**Dataset content**
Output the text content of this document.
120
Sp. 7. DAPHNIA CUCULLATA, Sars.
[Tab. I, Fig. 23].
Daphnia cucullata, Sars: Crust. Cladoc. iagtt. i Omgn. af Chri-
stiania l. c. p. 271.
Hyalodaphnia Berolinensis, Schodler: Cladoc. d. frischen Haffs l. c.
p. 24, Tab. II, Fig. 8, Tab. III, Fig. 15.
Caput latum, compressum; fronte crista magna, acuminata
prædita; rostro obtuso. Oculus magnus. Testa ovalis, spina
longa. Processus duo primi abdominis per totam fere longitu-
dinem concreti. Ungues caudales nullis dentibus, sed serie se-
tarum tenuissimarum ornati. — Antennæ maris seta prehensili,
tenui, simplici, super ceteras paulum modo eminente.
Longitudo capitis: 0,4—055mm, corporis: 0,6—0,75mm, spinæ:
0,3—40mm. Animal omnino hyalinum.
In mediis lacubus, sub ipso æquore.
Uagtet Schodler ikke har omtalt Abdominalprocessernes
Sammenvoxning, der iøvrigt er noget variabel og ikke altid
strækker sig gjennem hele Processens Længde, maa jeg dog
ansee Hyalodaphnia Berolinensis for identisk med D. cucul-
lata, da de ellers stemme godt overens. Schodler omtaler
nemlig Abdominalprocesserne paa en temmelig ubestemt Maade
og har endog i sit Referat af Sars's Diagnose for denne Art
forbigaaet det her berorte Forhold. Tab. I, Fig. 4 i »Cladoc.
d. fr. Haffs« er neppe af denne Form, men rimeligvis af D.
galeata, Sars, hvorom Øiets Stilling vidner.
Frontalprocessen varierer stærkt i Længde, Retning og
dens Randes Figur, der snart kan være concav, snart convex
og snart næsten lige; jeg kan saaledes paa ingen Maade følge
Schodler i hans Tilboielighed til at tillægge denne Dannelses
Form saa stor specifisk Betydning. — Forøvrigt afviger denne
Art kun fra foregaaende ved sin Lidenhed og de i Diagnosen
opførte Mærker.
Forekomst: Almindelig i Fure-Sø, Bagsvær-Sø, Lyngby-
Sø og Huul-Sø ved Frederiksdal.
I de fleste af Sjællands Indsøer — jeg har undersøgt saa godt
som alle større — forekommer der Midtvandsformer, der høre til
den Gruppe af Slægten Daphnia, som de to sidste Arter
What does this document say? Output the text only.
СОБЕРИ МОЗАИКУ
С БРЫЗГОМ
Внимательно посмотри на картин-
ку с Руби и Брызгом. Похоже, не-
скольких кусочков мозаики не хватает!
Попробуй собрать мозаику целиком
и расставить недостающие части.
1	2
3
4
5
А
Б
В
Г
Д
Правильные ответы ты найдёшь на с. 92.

**Written exercise**
Your task is to reproduce the whole listing exactly.

**Finished exercise**
Output the text content of this document.
120
Sp. 7. DAPHNIA CUCULLATA, Sars.
[Tab. I, Fig. 23].
Daphnia cucullata, Sars: Crust. Cladoc. iagtt. i Omgn. af Chri-
stiania l. c. p. 271.
Hyalodaphnia Berolinensis, Schodler: Cladoc. d. frischen Haffs l. c.
p. 24, Tab. II, Fig. 8, Tab. III, Fig. 15.
Caput latum, compressum; fronte crista magna, acuminata
prædita; rostro obtuso. Oculus magnus. Testa ovalis, spina
longa. Processus duo primi abdominis per totam fere longitu-
dinem concreti. Ungues caudales nullis dentibus, sed serie se-
tarum tenuissimarum ornati. — Antennæ maris seta prehensili,
tenui, simplici, super ceteras paulum modo eminente.
Longitudo capitis: 0,4—055mm, corporis: 0,6—0,75mm, spinæ:
0,3—40mm. Animal omnino hyalinum.
In mediis lacubus, sub ipso æquore.
Uagtet Schodler ikke har omtalt Abdominalprocessernes
Sammenvoxning, der iøvrigt er noget variabel og ikke altid
strækker sig gjennem hele Processens Længde, maa jeg dog
ansee Hyalodaphnia Berolinensis for identisk med D. cucul-
lata, da de ellers stemme godt overens. Schodler omtaler
nemlig Abdominalprocesserne paa en temmelig ubestemt Maade
og har endog i sit Referat af Sars's Diagnose for denne Art
forbigaaet det her berorte Forhold. Tab. I, Fig. 4 i »Cladoc.
d. fr. Haffs« er neppe af denne Form, men rimeligvis af D.
galeata, Sars, hvorom Øiets Stilling vidner.
Frontalprocessen varierer stærkt i Længde, Retning og
dens Randes Figur, der snart kan være concav, snart convex
og snart næsten lige; jeg kan saaledes paa ingen Maade følge
Schodler i hans Tilboielighed til at tillægge denne Dannelses
Form saa stor specifisk Betydning. — Forøvrigt afviger denne
Art kun fra foregaaende ved sin Lidenhed og de i Diagnosen
opførte Mærker.
Forekomst: Almindelig i Fure-Sø, Bagsvær-Sø, Lyngby-
Sø og Huul-Sø ved Frederiksdal.
I de fleste af Sjællands Indsøer — jeg har undersøgt saa godt
som alle større — forekommer der Midtvandsformer, der høre til
den Gruppe af Slægten Daphnia, som de to sidste Arter
What does this document say? Output the text only.
СОБЕРИ МОЗАИКУ
С БРЫЗГОМ
Внимательно посмотри на картин-
ку с Руби и Брызгом. Похоже, не-
скольких кусочков мозаики не хватает!
Попробуй собрать мозаику целиком
и расставить недостающие части.
1	2
3
4
5
А
Б
В
Г
Д
Правильные ответы ты найдёшь на с. 92.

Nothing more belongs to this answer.